— START OF Input for this task —

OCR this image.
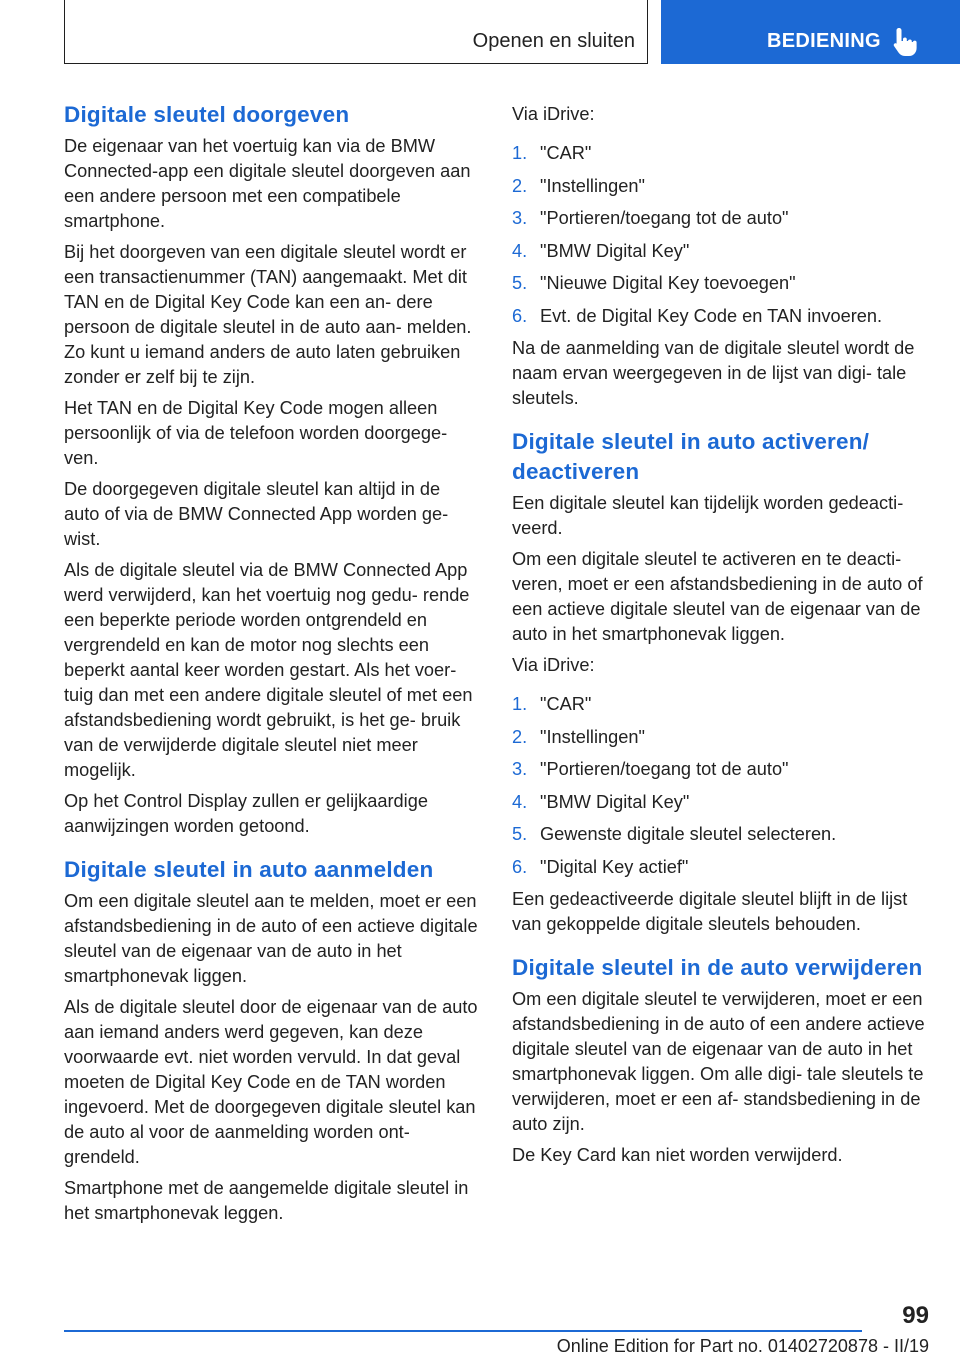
Openen en sluiten	BEDIENING
Digitale sleutel doorgeven

De eigenaar van het voertuig kan via de BMW Connected-app een digitale sleutel doorgeven aan een andere persoon met een compatibele smartphone.

Bij het doorgeven van een digitale sleutel wordt er een transactienummer (TAN) aangemaakt. Met dit TAN en de Digital Key Code kan een an- dere persoon de digitale sleutel in de auto aan- melden. Zo kunt u iemand anders de auto laten gebruiken zonder er zelf bij te zijn.

Het TAN en de Digital Key Code mogen alleen persoonlijk of via de telefoon worden doorgege- ven.

De doorgegeven digitale sleutel kan altijd in de auto of via de BMW Connected App worden ge- wist.

Als de digitale sleutel via de BMW Connected App werd verwijderd, kan het voertuig nog gedu- rende een beperkte periode worden ontgrendeld en vergrendeld en kan de motor nog slechts een beperkt aantal keer worden gestart. Als het voer- tuig dan met een andere digitale sleutel of met een afstandsbediening wordt gebruikt, is het ge- bruik van de verwijderde digitale sleutel niet meer mogelijk.

Op het Control Display zullen er gelijkaardige aanwijzingen worden getoond.

Digitale sleutel in auto aanmelden

Om een digitale sleutel aan te melden, moet er een afstandsbediening in de auto of een actieve digitale sleutel van de eigenaar van de auto in het smartphonevak liggen.

Als de digitale sleutel door de eigenaar van de auto aan iemand anders werd gegeven, kan deze voorwaarde evt. niet worden vervuld. In dat geval moeten de Digital Key Code en de TAN worden ingevoerd. Met de doorgegeven digitale sleutel kan de auto al voor de aanmelding worden ont- grendeld.

Smartphone met de aangemelde digitale sleutel in het smartphonevak leggen.

Via iDrive:

1. "CAR"
2. "Instellingen"
3. "Portieren/toegang tot de auto"
4. "BMW Digital Key"
5. "Nieuwe Digital Key toevoegen"
6. Evt. de Digital Key Code en TAN invoeren.

Na de aanmelding van de digitale sleutel wordt de naam ervan weergegeven in de lijst van digi- tale sleutels.

Digitale sleutel in auto activeren/ deactiveren

Een digitale sleutel kan tijdelijk worden gedeacti- veerd.

Om een digitale sleutel te activeren en te deacti- veren, moet er een afstandsbediening in de auto of een actieve digitale sleutel van de eigenaar van de auto in het smartphonevak liggen.

Via iDrive:

1. "CAR"
2. "Instellingen"
3. "Portieren/toegang tot de auto"
4. "BMW Digital Key"
5. Gewenste digitale sleutel selecteren.
6. "Digital Key actief"

Een gedeactiveerde digitale sleutel blijft in de lijst van gekoppelde digitale sleutels behouden.

Digitale sleutel in de auto verwijderen

Om een digitale sleutel te verwijderen, moet er een afstandsbediening in de auto of een andere actieve digitale sleutel van de eigenaar van de auto in het smartphonevak liggen. Om alle digi- tale sleutels te verwijderen, moet er een af- standsbediening in de auto zijn.

De Key Card kan niet worden verwijderd.

99
Online Edition for Part no. 01402720878 - II/19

— END OF Input for this task —

Look through the material above and pick out each line holding the word "Code".

Bij het doorgeven van een digitale sleutel wordt er een transactienummer (TAN) aangemaakt. Met dit TAN en de Digital Key Code kan een an- dere persoon de digitale sleutel in de auto aan- melden. Zo kunt u iemand anders de auto laten gebruiken zonder er zelf bij te zijn.
Het TAN en de Digital Key Code mogen alleen persoonlijk of via de telefoon worden doorgege- ven.
Als de digitale sleutel door de eigenaar van de auto aan iemand anders werd gegeven, kan deze voorwaarde evt. niet worden vervuld. In dat geval moeten de Digital Key Code en de TAN worden ingevoerd. Met de doorgegeven digitale sleutel kan de auto al voor de aanmelding worden ont- grendeld.
6. Evt. de Digital Key Code en TAN invoeren.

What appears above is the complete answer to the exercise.